Goal of the exercise:
Write out the complete material exactly as it stands.
── Raw data ──
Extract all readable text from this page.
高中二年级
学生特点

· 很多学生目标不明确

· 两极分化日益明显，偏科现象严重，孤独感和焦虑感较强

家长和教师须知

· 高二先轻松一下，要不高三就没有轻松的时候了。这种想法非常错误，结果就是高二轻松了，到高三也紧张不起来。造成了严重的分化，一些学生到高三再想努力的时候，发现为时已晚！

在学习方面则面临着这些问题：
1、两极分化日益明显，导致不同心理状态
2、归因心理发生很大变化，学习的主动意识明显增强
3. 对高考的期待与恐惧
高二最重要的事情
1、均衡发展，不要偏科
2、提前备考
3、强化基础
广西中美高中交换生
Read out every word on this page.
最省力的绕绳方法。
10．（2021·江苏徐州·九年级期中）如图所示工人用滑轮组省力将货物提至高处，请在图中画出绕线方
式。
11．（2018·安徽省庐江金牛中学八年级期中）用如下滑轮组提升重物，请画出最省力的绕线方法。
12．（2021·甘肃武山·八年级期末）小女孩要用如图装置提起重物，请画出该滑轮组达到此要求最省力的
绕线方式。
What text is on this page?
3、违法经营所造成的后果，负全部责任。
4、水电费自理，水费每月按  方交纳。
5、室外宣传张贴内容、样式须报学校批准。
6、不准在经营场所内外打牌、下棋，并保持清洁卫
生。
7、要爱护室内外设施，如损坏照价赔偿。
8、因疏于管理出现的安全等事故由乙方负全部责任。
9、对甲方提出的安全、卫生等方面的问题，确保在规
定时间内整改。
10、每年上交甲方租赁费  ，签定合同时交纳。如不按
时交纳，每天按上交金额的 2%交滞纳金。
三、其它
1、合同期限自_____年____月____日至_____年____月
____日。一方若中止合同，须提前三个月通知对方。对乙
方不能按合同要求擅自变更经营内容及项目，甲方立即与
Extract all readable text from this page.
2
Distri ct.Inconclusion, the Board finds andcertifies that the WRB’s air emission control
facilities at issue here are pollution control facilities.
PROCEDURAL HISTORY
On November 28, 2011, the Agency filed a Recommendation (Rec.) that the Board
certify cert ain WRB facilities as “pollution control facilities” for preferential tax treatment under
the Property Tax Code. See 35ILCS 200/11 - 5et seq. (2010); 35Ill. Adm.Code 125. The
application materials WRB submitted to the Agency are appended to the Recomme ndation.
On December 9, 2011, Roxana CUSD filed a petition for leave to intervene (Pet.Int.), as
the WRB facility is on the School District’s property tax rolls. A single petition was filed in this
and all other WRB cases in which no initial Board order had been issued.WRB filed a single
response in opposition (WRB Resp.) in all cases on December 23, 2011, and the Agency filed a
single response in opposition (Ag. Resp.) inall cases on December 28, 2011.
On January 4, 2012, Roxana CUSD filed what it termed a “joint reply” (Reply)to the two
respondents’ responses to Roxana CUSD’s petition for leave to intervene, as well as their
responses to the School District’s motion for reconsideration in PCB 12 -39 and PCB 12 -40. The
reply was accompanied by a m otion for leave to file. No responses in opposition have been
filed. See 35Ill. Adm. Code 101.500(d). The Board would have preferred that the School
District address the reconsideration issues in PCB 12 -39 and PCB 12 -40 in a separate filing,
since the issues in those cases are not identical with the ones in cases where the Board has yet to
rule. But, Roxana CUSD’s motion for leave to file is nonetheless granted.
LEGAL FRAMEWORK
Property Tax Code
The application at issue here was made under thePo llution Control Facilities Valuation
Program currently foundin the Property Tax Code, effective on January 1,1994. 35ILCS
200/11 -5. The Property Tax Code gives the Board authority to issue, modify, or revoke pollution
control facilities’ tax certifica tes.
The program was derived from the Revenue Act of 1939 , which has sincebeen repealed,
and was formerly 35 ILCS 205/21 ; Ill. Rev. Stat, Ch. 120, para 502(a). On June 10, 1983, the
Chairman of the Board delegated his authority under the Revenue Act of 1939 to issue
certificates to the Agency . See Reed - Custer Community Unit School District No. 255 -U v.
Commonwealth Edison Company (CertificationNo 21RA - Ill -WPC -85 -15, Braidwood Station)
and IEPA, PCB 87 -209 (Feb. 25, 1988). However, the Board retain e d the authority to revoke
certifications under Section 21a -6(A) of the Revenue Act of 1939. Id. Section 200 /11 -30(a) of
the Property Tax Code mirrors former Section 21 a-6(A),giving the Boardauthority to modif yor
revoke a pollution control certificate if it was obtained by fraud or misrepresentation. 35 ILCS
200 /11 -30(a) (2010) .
───
The solution:
Extract all readable text from this page.
高中二年级
学生特点

· 很多学生目标不明确

· 两极分化日益明显，偏科现象严重，孤独感和焦虑感较强

家长和教师须知

· 高二先轻松一下，要不高三就没有轻松的时候了。这种想法非常错误，结果就是高二轻松了，到高三也紧张不起来。造成了严重的分化，一些学生到高三再想努力的时候，发现为时已晚！

在学习方面则面临着这些问题：
1、两极分化日益明显，导致不同心理状态
2、归因心理发生很大变化，学习的主动意识明显增强
3. 对高考的期待与恐惧
高二最重要的事情
1、均衡发展，不要偏科
2、提前备考
3、强化基础
广西中美高中交换生
Read out every word on this page.
最省力的绕绳方法。
10．（2021·江苏徐州·九年级期中）如图所示工人用滑轮组省力将货物提至高处，请在图中画出绕线方
式。
11．（2018·安徽省庐江金牛中学八年级期中）用如下滑轮组提升重物，请画出最省力的绕线方法。
12．（2021·甘肃武山·八年级期末）小女孩要用如图装置提起重物，请画出该滑轮组达到此要求最省力的
绕线方式。
What text is on this page?
3、违法经营所造成的后果，负全部责任。
4、水电费自理，水费每月按  方交纳。
5、室外宣传张贴内容、样式须报学校批准。
6、不准在经营场所内外打牌、下棋，并保持清洁卫
生。
7、要爱护室内外设施，如损坏照价赔偿。
8、因疏于管理出现的安全等事故由乙方负全部责任。
9、对甲方提出的安全、卫生等方面的问题，确保在规
定时间内整改。
10、每年上交甲方租赁费  ，签定合同时交纳。如不按
时交纳，每天按上交金额的 2%交滞纳金。
三、其它
1、合同期限自_____年____月____日至_____年____月
____日。一方若中止合同，须提前三个月通知对方。对乙
方不能按合同要求擅自变更经营内容及项目，甲方立即与
Extract all readable text from this page.
2
Distri ct.Inconclusion, the Board finds andcertifies that the WRB’s air emission control
facilities at issue here are pollution control facilities.
PROCEDURAL HISTORY
On November 28, 2011, the Agency filed a Recommendation (Rec.) that the Board
certify cert ain WRB facilities as “pollution control facilities” for preferential tax treatment under
the Property Tax Code. See 35ILCS 200/11 - 5et seq. (2010); 35Ill. Adm.Code 125. The
application materials WRB submitted to the Agency are appended to the Recomme ndation.
On December 9, 2011, Roxana CUSD filed a petition for leave to intervene (Pet.Int.), as
the WRB facility is on the School District’s property tax rolls. A single petition was filed in this
and all other WRB cases in which no initial Board order had been issued.WRB filed a single
response in opposition (WRB Resp.) in all cases on December 23, 2011, and the Agency filed a
single response in opposition (Ag. Resp.) inall cases on December 28, 2011.
On January 4, 2012, Roxana CUSD filed what it termed a “joint reply” (Reply)to the two
respondents’ responses to Roxana CUSD’s petition for leave to intervene, as well as their
responses to the School District’s motion for reconsideration in PCB 12 -39 and PCB 12 -40. The
reply was accompanied by a m otion for leave to file. No responses in opposition have been
filed. See 35Ill. Adm. Code 101.500(d). The Board would have preferred that the School
District address the reconsideration issues in PCB 12 -39 and PCB 12 -40 in a separate filing,
since the issues in those cases are not identical with the ones in cases where the Board has yet to
rule. But, Roxana CUSD’s motion for leave to file is nonetheless granted.
LEGAL FRAMEWORK
Property Tax Code
The application at issue here was made under thePo llution Control Facilities Valuation
Program currently foundin the Property Tax Code, effective on January 1,1994. 35ILCS
200/11 -5. The Property Tax Code gives the Board authority to issue, modify, or revoke pollution
control facilities’ tax certifica tes.
The program was derived from the Revenue Act of 1939 , which has sincebeen repealed,
and was formerly 35 ILCS 205/21 ; Ill. Rev. Stat, Ch. 120, para 502(a). On June 10, 1983, the
Chairman of the Board delegated his authority under the Revenue Act of 1939 to issue
certificates to the Agency . See Reed - Custer Community Unit School District No. 255 -U v.
Commonwealth Edison Company (CertificationNo 21RA - Ill -WPC -85 -15, Braidwood Station)
and IEPA, PCB 87 -209 (Feb. 25, 1988). However, the Board retain e d the authority to revoke
certifications under Section 21a -6(A) of the Revenue Act of 1939. Id. Section 200 /11 -30(a) of
the Property Tax Code mirrors former Section 21 a-6(A),giving the Boardauthority to modif yor
revoke a pollution control certificate if it was obtained by fraud or misrepresentation. 35 ILCS
200 /11 -30(a) (2010) .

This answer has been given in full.